begin Task input
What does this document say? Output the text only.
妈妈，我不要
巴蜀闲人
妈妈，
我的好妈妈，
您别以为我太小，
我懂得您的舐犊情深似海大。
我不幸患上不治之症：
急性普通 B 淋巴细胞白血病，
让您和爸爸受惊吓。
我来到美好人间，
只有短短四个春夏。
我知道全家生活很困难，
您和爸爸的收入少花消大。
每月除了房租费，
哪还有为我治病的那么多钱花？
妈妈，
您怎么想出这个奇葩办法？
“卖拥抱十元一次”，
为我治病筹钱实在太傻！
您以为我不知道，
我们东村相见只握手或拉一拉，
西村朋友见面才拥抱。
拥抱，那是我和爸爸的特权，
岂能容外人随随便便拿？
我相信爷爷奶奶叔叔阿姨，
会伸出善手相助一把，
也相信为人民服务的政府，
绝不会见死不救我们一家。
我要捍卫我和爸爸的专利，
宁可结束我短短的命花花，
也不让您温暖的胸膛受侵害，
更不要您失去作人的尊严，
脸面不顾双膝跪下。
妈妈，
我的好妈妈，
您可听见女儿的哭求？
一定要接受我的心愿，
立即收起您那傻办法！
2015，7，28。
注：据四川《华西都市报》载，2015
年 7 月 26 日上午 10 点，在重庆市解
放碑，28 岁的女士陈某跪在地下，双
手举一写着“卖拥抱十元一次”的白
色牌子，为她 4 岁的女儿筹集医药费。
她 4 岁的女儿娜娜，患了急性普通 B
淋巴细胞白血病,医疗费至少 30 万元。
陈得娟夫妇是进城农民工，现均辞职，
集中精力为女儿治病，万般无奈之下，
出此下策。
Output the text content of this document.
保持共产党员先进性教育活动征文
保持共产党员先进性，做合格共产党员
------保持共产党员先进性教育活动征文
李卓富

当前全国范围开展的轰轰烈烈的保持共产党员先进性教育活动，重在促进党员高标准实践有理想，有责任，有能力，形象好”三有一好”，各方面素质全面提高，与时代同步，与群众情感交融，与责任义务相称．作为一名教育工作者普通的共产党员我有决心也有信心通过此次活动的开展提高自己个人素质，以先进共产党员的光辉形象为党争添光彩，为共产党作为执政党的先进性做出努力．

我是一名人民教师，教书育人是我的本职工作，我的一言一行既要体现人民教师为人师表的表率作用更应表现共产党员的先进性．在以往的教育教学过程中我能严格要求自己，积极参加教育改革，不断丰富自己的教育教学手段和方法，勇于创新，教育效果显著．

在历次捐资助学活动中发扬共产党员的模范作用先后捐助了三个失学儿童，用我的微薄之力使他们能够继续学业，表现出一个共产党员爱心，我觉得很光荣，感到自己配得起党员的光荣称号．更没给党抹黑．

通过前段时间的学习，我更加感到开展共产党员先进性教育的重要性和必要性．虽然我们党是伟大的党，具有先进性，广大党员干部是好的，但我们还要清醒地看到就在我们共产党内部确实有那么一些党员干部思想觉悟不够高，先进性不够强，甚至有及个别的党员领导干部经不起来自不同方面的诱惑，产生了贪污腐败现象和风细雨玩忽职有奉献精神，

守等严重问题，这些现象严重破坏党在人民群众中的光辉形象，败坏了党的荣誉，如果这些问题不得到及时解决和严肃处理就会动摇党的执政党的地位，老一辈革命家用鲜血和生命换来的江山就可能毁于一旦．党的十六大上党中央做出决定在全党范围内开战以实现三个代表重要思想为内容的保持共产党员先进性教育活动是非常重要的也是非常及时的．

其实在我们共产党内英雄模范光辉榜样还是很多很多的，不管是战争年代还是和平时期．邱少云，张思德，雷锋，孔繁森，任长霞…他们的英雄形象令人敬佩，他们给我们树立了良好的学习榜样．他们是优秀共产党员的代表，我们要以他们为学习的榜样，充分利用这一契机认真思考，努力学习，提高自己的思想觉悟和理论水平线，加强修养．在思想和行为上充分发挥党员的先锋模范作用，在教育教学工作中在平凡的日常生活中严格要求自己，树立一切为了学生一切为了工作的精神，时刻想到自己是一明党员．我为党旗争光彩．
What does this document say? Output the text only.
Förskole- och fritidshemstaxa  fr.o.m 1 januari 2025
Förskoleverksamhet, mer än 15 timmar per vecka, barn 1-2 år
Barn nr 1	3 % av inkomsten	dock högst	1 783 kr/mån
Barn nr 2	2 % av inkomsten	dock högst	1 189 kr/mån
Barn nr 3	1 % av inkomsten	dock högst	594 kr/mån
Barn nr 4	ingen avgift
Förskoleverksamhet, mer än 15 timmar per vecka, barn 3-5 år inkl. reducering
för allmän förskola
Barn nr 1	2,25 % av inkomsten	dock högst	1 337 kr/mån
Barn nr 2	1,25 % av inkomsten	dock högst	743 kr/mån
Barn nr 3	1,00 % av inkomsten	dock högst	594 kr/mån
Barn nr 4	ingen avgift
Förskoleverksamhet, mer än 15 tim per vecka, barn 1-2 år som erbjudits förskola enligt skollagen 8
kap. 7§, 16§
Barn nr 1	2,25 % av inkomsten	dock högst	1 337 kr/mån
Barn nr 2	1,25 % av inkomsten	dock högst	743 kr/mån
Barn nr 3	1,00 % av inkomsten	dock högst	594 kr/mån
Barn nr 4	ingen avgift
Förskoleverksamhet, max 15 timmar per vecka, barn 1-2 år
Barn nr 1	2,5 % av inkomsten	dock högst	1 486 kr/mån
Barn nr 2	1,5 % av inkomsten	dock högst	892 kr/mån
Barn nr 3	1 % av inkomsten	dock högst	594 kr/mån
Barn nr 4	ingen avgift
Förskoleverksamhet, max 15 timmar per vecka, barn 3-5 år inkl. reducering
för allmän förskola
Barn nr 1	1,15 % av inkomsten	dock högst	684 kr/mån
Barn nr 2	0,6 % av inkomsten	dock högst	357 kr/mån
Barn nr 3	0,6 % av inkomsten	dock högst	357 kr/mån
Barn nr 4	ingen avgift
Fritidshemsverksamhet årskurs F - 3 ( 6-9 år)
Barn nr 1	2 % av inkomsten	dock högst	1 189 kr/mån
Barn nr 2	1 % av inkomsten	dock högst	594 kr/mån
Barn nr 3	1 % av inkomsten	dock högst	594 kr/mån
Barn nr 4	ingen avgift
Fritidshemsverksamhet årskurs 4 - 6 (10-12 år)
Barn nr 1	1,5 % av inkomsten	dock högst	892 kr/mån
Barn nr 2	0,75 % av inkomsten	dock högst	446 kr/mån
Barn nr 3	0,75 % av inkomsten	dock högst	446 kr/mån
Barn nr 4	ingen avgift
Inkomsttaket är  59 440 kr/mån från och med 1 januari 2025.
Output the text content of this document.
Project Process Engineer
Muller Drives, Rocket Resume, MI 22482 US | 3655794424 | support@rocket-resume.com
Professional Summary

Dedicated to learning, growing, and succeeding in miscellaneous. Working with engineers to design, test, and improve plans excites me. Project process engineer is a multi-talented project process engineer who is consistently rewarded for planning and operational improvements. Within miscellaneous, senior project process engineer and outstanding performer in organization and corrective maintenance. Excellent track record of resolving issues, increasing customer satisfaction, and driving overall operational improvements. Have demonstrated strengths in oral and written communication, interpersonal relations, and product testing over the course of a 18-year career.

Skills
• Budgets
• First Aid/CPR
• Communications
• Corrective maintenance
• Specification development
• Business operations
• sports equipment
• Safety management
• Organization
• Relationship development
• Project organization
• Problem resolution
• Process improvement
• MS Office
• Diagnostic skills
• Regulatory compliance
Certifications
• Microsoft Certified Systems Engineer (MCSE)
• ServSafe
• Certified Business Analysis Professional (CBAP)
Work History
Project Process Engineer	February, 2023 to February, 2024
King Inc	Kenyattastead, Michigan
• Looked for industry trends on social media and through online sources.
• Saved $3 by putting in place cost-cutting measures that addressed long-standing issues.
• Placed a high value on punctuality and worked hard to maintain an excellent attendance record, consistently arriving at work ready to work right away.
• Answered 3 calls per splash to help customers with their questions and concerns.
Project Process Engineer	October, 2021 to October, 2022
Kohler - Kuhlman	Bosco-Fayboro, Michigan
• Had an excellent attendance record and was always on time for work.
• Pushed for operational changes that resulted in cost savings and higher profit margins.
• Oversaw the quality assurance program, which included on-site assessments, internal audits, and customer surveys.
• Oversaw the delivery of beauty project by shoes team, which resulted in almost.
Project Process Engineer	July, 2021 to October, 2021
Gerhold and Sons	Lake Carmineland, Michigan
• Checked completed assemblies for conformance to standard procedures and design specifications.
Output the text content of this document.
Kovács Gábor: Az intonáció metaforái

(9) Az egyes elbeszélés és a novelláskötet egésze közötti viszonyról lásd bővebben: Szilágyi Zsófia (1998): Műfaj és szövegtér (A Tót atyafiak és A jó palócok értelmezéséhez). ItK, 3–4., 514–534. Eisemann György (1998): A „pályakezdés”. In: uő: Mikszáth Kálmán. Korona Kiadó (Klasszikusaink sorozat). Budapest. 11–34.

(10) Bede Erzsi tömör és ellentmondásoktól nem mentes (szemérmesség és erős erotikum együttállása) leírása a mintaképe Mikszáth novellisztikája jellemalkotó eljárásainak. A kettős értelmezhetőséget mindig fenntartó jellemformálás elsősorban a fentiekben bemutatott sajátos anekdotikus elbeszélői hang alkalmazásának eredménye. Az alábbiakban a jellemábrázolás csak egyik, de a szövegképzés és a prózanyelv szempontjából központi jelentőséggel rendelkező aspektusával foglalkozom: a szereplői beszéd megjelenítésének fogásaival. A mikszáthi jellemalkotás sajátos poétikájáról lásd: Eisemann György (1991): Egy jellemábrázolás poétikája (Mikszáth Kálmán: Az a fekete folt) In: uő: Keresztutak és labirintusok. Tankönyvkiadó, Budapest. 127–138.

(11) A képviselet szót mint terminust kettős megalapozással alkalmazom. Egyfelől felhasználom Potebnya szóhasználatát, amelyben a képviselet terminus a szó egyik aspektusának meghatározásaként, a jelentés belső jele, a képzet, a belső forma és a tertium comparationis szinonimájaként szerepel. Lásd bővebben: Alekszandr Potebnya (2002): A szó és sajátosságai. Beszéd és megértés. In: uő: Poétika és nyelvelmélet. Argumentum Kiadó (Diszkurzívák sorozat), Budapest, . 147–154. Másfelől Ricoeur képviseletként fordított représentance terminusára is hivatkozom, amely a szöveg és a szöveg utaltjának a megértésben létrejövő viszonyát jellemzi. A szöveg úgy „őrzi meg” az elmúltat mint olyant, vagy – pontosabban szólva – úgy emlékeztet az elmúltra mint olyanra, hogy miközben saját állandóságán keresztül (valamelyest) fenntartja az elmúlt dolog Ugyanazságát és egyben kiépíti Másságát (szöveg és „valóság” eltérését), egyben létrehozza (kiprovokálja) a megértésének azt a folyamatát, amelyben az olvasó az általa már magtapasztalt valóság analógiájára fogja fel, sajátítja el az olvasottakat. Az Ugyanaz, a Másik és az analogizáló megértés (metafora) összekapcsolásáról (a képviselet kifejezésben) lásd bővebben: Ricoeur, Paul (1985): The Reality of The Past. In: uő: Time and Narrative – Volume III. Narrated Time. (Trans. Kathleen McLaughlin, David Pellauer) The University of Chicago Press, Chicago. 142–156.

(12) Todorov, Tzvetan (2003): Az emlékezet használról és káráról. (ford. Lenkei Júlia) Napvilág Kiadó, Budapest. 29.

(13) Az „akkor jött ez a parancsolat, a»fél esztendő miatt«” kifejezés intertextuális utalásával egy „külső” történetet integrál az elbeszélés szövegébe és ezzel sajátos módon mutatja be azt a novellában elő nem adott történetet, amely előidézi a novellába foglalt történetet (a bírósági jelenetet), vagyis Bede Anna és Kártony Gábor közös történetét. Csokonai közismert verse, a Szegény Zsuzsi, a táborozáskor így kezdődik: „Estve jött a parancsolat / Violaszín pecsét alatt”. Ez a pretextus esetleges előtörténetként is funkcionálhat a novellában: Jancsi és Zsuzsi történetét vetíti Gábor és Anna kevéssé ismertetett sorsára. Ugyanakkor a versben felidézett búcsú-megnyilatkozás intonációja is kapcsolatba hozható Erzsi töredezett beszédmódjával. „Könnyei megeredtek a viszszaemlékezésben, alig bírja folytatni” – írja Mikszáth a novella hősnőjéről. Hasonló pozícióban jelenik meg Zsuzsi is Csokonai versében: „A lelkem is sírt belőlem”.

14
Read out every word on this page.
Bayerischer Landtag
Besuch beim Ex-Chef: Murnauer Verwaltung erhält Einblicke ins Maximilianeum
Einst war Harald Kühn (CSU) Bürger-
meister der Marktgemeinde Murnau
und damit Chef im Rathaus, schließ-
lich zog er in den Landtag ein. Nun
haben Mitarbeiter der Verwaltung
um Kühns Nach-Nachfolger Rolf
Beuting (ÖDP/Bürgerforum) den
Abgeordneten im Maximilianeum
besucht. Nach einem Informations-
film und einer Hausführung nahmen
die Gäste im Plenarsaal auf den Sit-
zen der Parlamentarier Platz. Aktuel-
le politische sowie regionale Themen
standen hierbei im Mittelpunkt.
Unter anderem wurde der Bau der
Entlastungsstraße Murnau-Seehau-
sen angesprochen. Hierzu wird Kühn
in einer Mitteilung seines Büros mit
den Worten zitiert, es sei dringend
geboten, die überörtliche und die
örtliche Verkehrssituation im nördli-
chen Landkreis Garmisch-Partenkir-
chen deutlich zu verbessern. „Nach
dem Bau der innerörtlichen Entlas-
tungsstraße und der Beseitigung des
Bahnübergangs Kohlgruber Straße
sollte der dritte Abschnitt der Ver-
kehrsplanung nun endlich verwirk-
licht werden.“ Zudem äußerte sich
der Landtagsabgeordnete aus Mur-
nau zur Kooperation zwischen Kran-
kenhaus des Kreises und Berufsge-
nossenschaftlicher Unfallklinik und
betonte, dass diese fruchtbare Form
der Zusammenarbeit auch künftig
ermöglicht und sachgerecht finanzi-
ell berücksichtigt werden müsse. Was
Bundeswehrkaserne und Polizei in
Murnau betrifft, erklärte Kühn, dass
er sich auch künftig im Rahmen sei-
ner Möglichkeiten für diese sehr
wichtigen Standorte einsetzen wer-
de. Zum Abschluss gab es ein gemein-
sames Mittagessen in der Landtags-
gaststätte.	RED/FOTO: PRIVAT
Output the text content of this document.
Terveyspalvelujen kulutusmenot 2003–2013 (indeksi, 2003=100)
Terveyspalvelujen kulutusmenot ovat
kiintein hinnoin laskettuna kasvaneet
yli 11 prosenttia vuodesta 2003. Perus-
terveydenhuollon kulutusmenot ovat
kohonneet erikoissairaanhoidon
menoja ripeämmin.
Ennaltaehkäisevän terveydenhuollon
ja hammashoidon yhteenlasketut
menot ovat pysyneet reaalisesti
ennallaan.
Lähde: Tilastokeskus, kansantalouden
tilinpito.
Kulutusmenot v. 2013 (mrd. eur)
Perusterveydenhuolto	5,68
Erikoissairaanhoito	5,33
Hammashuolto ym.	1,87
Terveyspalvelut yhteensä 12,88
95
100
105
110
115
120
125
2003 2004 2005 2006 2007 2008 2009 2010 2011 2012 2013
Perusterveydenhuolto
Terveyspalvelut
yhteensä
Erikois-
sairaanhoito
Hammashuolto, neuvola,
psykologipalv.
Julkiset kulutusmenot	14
end Task input
*Directions*
Search the data above for the word "auch", then gather each line in which it appears.

*Task output*
der Zusammenarbeit auch künftig
er sich auch künftig im Rahmen sei-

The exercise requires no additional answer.